* _SHORT PROBLEM_
Determine how many lines contain the string "this" and reply with that number alone.

* _ITEMS_
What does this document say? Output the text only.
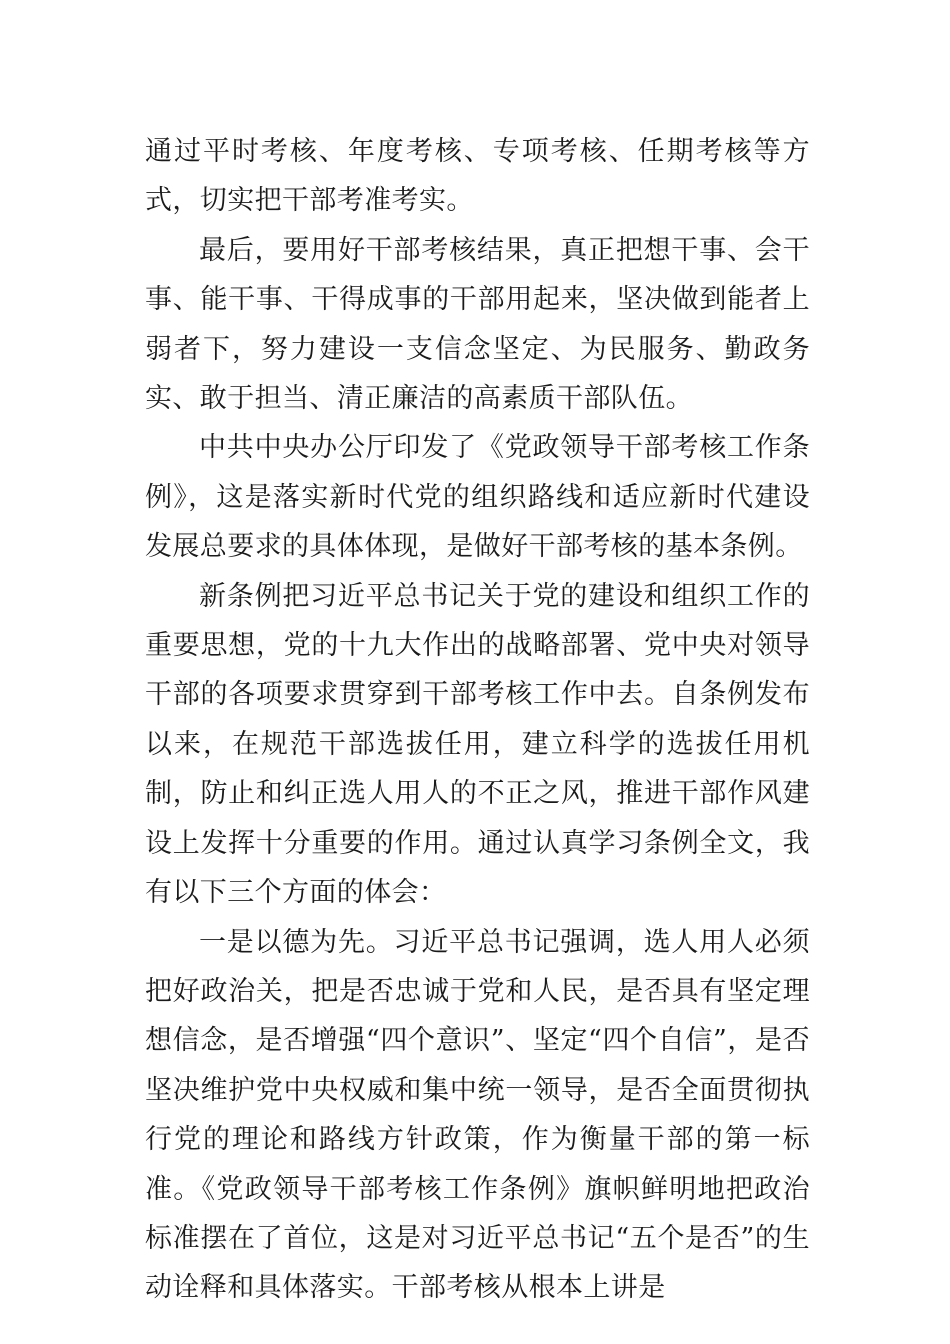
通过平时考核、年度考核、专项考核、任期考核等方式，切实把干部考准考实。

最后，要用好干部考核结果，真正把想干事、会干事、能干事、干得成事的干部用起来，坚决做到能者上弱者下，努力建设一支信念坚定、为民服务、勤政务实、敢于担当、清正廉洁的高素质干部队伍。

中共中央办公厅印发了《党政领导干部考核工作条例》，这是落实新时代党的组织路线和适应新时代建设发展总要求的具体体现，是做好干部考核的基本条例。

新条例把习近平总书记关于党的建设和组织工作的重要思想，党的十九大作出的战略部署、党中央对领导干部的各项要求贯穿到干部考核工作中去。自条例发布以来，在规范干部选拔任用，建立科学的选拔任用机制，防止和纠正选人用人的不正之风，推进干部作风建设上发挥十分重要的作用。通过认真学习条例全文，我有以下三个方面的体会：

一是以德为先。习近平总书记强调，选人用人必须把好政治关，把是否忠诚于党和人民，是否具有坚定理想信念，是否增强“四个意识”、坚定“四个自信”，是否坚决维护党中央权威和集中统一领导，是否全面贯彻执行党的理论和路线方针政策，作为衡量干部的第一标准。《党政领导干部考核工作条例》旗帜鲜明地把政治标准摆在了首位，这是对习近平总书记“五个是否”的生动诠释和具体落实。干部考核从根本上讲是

* * *

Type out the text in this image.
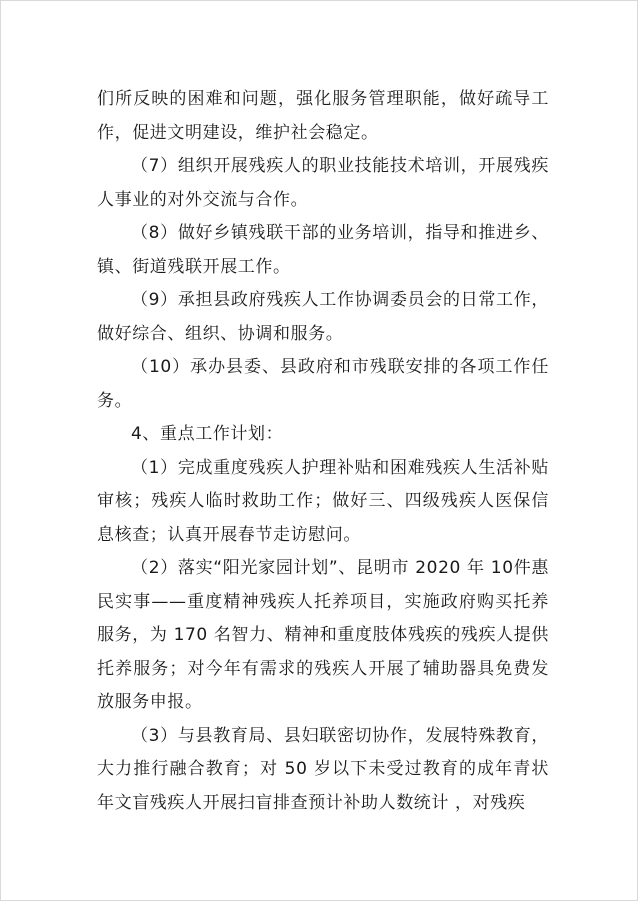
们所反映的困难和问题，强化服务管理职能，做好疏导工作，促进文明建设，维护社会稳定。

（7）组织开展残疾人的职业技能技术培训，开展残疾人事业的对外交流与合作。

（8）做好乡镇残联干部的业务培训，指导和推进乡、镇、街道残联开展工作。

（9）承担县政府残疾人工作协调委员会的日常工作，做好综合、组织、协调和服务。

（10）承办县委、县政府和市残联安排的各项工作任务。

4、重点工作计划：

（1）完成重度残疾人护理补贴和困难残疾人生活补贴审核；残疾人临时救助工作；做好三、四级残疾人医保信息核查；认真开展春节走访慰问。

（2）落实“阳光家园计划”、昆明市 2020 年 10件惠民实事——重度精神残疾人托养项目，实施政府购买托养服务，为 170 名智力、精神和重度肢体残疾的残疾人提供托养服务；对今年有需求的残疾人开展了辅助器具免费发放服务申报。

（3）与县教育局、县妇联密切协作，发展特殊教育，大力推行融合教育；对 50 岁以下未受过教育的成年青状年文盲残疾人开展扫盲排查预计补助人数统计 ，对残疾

* _TASK ANSWER_
2